__Task directions__
Assemble all lines in which the string "this" appears.

**** Records shown ****

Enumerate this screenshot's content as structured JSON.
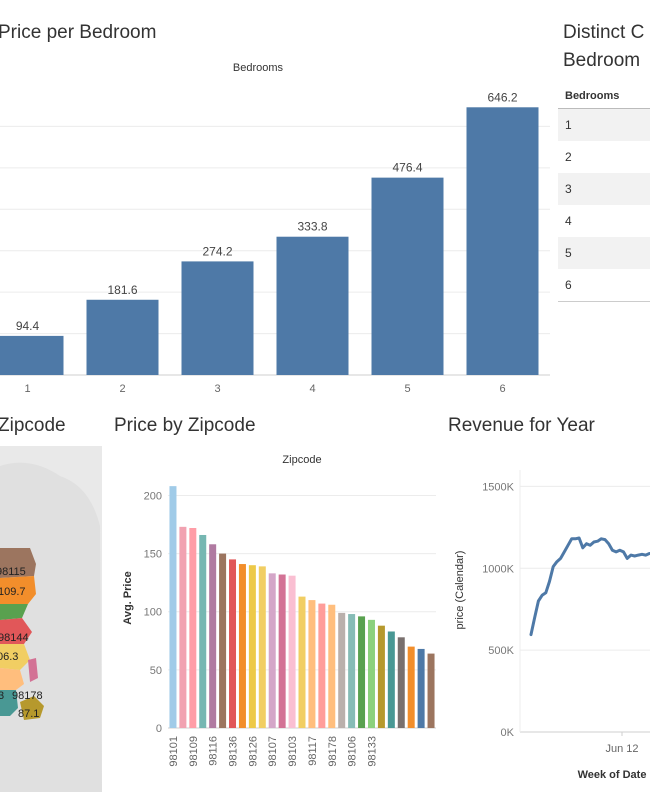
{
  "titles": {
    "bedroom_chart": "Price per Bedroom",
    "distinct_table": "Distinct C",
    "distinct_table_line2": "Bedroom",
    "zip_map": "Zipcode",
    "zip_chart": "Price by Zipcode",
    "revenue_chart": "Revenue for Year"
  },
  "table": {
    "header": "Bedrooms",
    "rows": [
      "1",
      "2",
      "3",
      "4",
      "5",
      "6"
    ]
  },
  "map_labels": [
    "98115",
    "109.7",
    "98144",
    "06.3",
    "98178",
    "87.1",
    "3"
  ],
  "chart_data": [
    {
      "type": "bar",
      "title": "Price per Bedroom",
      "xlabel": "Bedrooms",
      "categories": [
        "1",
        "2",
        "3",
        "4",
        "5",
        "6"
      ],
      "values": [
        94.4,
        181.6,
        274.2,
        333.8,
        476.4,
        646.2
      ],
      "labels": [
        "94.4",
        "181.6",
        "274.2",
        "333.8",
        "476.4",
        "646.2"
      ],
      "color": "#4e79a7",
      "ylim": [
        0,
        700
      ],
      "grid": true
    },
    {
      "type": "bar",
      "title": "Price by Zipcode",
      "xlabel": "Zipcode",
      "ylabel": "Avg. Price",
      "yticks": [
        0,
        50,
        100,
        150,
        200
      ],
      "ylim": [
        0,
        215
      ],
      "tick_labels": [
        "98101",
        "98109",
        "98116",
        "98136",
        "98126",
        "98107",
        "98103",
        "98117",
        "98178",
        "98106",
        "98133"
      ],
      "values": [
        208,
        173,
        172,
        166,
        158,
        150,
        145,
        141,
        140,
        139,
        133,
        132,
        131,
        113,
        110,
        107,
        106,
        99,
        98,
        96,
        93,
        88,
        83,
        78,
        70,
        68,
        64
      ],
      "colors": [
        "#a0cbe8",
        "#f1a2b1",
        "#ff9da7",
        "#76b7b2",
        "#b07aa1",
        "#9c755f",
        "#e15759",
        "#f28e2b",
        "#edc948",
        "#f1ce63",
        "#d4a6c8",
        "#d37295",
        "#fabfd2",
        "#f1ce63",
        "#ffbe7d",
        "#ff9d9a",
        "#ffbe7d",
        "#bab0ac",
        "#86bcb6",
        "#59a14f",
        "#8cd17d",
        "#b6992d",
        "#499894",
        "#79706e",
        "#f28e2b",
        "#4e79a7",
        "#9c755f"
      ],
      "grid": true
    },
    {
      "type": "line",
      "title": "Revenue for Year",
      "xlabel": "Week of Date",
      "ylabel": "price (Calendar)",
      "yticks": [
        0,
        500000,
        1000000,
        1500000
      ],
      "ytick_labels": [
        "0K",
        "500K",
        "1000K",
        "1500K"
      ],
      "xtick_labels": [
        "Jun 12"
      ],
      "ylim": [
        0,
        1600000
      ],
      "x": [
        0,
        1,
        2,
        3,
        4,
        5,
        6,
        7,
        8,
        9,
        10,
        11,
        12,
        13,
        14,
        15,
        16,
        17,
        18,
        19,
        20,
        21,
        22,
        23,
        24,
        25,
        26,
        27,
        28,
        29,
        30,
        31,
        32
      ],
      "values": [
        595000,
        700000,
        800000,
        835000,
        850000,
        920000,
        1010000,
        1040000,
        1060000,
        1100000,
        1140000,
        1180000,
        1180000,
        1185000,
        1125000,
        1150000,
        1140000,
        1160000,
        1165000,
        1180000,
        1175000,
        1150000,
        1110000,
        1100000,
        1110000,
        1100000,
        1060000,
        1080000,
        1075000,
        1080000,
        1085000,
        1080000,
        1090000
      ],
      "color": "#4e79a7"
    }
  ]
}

****
**** Records shown ****

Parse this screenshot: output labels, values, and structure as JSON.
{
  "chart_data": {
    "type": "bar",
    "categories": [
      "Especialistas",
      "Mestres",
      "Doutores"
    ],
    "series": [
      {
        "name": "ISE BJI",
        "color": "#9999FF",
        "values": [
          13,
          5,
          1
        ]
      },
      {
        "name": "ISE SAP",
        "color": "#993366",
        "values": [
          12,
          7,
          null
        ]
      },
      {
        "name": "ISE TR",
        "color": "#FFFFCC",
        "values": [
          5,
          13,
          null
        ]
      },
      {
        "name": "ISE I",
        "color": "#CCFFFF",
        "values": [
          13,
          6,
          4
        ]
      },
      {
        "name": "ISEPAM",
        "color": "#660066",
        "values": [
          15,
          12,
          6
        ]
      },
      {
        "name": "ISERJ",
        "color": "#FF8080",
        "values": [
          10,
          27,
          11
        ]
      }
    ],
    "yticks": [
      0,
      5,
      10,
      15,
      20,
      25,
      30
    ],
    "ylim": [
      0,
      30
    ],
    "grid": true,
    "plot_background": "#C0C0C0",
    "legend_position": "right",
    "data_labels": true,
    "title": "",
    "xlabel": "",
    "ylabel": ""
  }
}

****

__Worked solution__
Enumerate this screenshot's content as structured JSON.
Parse this screenshot: output labels, values, and structure as JSON.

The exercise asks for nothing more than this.